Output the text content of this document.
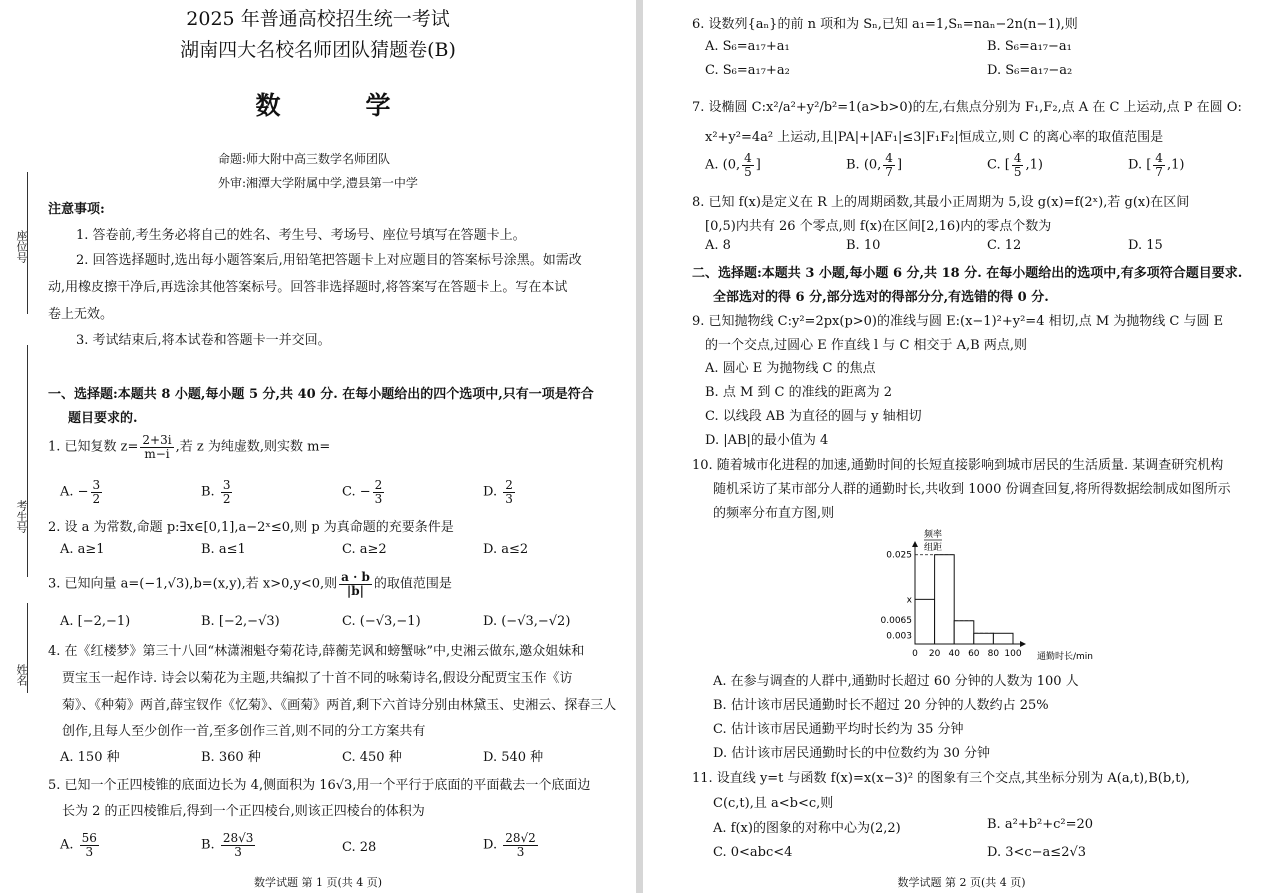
2025 年普通高校招生统一考试
湖南四大名校名师团队猜题卷(B)
数　学
命题:师大附中高三数学名师团队
外审:湘潭大学附属中学,澧县第一中学
座位号
考生号
姓名
注意事项:
1. 答卷前,考生务必将自己的姓名、考生号、考场号、座位号填写在答题卡上。
2. 回答选择题时,选出每小题答案后,用铅笔把答题卡上对应题目的答案标号涂黑。如需改
动,用橡皮擦干净后,再选涂其他答案标号。回答非选择题时,将答案写在答题卡上。写在本试
卷上无效。
3. 考试结束后,将本试卷和答题卡一并交回。
一、选择题:本题共 8 小题,每小题 5 分,共 40 分. 在每小题给出的四个选项中,只有一项是符合
题目要求的.
1. 已知复数 $z= \frac{2+3i}{m-i}$ ,若 z 为纯虚数,则实数 m=
A. − $\frac{3}{2}$	B. $\frac{3}{2}$	C. − $\frac{2}{3}$	D. $\frac{2}{3}$
2. 设 a 为常数,命题 p:∃x∈[0,1],a−2ˣ≤0,则 p 为真命题的充要条件是
A. a≥1	B. a≤1	C. a≥2	D. a≤2
3. 已知向量 a=(−1,√3),b=(x,y),若 x>0,y<0,则 $\frac{a \cdot b}{|b|}$ 的取值范围是
A. [−2,−1)	B. [−2,−√3)	C. (−√3,−1)	D. (−√3,−√2)
4. 在《红楼梦》第三十八回“林潇湘魁夺菊花诗,薛蘅芜讽和螃蟹咏”中,史湘云做东,邀众姐妹和
贾宝玉一起作诗. 诗会以菊花为主题,共编拟了十首不同的咏菊诗名,假设分配贾宝玉作《访
菊》、《种菊》两首,薛宝钗作《忆菊》、《画菊》两首,剩下六首诗分别由林黛玉、史湘云、探春三人
创作,且每人至少创作一首,至多创作三首,则不同的分工方案共有
A. 150 种	B. 360 种	C. 450 种	D. 540 种
5. 已知一个正四棱锥的底面边长为 4,侧面积为 16√3,用一个平行于底面的平面截去一个底面边
长为 2 的正四棱锥后,得到一个正四棱台,则该正四棱台的体积为
A. $\frac{56}{3}$	B. $\frac{28√3}{3}$	C. 28	D. $\frac{28√2}{3}$
数学试题 第 1 页(共 4 页)
6. 设数列{aₙ}的前 n 项和为 Sₙ,已知 a₁=1,Sₙ=naₙ−2n(n−1),则
A. S₆=a₁₇+a₁	B. S₆=a₁₇−a₁
C. S₆=a₁₇+a₂	D. S₆=a₁₇−a₂
7. 设椭圆 C:x²/a²+y²/b²=1(a>b>0)的左,右焦点分别为 F₁,F₂,点 A 在 C 上运动,点 P 在圆 O:
x²+y²=4a² 上运动,且|PA|+|AF₁|≤3|F₁F₂|恒成立,则 C 的离心率的取值范围是
A. (0, $\frac{4}{5}$ ]	B. (0, $\frac{4}{7}$ ]	C. [ $\frac{4}{5} ,1$)	D. [ $\frac{4}{7} ,1$)
8. 已知 f(x)是定义在 R 上的周期函数,其最小正周期为 5,设 g(x)=f(2ˣ),若 g(x)在区间
[0,5)内共有 26 个零点,则 f(x)在区间[2,16)内的零点个数为
A. 8	B. 10	C. 12	D. 15
二、选择题:本题共 3 小题,每小题 6 分,共 18 分. 在每小题给出的选项中,有多项符合题目要求.
全部选对的得 6 分,部分选对的得部分分,有选错的得 0 分.
9. 已知抛物线 C:y²=2px(p>0)的准线与圆 E:(x−1)²+y²=4 相切,点 M 为抛物线 C 与圆 E
的一个交点,过圆心 E 作直线 l 与 C 相交于 A,B 两点,则
A. 圆心 E 为抛物线 C 的焦点
B. 点 M 到 C 的准线的距离为 2
C. 以线段 AB 为直径的圆与 y 轴相切
D. |AB|的最小值为 4
10. 随着城市化进程的加速,通勤时间的长短直接影响到城市居民的生活质量. 某调查研究机构
随机采访了某市部分人群的通勤时长,共收到 1000 份调查回复,将所得数据绘制成如图所示
的频率分布直方图,则
频率
组距
通勤时长/min
0.025
x
0.0065
0.003
0 20 40 60 80 100
A. 在参与调查的人群中,通勤时长超过 60 分钟的人数为 100 人
B. 估计该市居民通勤时长不超过 20 分钟的人数约占 25%
C. 估计该市居民通勤平均时长约为 35 分钟
D. 估计该市居民通勤时长的中位数约为 30 分钟
11. 设直线 y=t 与函数 f(x)=x(x−3)² 的图象有三个交点,其坐标分别为 A(a,t),B(b,t),
C(c,t),且 a<b<c,则
A. f(x)的图象的对称中心为(2,2)	B. a²+b²+c²=20
C. 0<abc<4	D. 3<c−a≤2√3
数学试题 第 2 页(共 4 页)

> _GIVEN EXERCISE_
Take every line containing the word "为抛物线" and copy it.

> _ANSWER TO THE PROBLEM_
9. 已知抛物线 C:y²=2px(p>0)的准线与圆 E:(x−1)²+y²=4 相切,点 M 为抛物线 C 与圆 E
A. 圆心 E 为抛物线 C 的焦点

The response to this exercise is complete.